- _Aim of the task_:
Scan the records below for the word "henkeä" and give only the number of lines that hold it.

- _Data to process_:
────────────────────────────────────────

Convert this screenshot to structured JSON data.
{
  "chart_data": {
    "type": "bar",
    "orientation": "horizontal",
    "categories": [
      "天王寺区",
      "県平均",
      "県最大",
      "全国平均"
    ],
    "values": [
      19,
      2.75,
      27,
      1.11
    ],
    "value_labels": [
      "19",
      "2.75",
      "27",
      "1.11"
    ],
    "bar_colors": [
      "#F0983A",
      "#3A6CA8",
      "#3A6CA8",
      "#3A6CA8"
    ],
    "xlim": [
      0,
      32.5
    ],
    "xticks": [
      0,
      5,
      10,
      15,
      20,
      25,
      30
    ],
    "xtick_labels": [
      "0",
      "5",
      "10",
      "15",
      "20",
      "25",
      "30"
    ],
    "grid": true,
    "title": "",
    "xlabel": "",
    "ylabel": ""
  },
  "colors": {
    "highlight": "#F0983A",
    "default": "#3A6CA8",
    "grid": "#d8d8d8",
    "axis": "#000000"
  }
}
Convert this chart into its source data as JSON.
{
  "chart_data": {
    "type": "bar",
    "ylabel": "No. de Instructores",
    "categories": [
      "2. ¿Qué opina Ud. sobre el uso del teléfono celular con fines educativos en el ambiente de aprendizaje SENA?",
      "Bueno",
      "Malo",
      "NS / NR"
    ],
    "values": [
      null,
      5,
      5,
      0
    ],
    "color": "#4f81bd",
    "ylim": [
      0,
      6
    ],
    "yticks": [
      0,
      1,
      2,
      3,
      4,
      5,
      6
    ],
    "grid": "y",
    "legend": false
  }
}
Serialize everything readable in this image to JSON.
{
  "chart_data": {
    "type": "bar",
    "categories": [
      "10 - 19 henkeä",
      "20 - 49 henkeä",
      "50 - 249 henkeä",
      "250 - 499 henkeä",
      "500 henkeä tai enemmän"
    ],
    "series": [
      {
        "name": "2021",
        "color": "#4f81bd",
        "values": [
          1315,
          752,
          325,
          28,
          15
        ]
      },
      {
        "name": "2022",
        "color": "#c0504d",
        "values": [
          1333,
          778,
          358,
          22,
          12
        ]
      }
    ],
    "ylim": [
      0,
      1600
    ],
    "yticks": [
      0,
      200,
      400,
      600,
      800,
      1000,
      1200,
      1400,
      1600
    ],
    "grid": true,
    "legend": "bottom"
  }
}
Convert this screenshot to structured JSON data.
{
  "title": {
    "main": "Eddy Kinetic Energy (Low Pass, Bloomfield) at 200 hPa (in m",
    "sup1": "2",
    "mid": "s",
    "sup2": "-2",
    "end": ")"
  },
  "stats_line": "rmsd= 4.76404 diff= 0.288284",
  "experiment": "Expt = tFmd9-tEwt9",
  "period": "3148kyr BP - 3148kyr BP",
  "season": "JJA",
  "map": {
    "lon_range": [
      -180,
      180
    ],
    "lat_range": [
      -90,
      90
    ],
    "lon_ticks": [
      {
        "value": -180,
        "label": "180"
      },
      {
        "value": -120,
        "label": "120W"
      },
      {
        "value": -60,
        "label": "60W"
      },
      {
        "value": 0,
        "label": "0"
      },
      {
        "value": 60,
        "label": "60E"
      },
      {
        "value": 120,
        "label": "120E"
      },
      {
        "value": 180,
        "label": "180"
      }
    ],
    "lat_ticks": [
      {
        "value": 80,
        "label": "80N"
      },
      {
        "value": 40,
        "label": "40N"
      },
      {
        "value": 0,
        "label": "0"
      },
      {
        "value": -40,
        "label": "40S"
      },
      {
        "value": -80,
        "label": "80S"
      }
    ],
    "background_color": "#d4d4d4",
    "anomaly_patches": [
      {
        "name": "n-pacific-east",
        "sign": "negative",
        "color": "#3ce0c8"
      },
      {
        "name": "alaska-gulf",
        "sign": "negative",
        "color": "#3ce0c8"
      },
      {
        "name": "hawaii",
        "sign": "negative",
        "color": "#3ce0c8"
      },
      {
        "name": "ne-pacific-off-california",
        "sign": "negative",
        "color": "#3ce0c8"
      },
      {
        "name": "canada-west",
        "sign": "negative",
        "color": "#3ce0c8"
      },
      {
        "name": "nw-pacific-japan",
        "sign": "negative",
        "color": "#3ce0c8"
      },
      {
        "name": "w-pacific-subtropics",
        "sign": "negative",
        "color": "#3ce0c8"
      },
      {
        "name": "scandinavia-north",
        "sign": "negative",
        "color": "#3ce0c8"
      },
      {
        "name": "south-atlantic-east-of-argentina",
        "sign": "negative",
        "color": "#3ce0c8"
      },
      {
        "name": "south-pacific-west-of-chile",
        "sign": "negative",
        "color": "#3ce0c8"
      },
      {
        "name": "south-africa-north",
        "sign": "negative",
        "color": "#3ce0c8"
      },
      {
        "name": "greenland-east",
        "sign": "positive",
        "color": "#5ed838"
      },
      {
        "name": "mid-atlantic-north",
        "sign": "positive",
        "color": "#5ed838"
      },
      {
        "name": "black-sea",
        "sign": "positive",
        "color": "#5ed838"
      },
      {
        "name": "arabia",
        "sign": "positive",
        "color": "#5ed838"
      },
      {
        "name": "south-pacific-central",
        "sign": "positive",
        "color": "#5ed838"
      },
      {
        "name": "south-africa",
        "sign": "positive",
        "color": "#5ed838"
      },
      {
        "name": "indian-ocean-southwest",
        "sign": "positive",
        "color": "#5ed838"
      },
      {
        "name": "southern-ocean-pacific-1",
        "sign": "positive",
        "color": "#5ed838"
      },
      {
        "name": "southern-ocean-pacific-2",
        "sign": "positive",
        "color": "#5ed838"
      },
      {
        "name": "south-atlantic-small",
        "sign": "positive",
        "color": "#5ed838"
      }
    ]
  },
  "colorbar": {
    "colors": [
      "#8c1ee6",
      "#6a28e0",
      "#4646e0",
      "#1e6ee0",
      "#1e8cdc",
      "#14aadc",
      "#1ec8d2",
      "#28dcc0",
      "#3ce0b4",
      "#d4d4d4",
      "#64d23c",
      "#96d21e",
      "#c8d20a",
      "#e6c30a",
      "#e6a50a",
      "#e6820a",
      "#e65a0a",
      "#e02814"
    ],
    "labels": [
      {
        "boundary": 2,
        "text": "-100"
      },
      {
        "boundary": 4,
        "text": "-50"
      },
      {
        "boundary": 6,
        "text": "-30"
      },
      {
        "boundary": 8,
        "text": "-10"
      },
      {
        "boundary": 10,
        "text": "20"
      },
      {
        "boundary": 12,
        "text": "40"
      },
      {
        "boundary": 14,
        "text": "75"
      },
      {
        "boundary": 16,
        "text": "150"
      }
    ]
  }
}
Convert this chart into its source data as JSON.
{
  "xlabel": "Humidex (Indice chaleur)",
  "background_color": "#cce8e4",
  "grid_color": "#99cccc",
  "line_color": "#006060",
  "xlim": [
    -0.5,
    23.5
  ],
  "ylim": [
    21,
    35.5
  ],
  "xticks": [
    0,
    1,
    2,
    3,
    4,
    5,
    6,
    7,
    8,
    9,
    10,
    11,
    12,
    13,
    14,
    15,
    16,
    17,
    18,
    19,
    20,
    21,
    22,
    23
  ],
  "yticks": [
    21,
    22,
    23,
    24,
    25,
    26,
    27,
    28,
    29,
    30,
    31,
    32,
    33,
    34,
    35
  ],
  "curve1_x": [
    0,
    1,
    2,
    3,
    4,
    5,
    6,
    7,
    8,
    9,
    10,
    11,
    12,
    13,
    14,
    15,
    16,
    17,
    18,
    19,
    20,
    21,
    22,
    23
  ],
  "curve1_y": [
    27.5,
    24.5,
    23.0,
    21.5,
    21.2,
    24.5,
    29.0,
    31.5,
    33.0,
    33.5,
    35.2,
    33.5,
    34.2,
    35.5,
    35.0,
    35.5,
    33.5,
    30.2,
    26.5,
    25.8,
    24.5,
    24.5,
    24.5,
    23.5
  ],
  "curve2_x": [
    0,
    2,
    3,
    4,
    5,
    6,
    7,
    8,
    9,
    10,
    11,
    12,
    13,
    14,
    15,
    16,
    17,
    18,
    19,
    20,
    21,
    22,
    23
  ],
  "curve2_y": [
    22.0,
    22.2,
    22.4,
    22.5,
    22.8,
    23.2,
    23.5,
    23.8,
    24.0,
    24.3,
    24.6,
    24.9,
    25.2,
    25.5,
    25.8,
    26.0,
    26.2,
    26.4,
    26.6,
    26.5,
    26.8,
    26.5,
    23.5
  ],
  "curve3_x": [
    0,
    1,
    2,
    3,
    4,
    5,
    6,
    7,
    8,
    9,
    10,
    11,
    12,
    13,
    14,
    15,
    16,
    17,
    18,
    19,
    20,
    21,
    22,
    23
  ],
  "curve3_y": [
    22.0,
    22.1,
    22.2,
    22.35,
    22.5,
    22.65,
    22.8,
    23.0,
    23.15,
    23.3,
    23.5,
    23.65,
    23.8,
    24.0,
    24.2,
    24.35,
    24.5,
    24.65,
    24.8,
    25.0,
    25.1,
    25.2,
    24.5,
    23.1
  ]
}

────────────────────────────────────────

- _Response below_:
5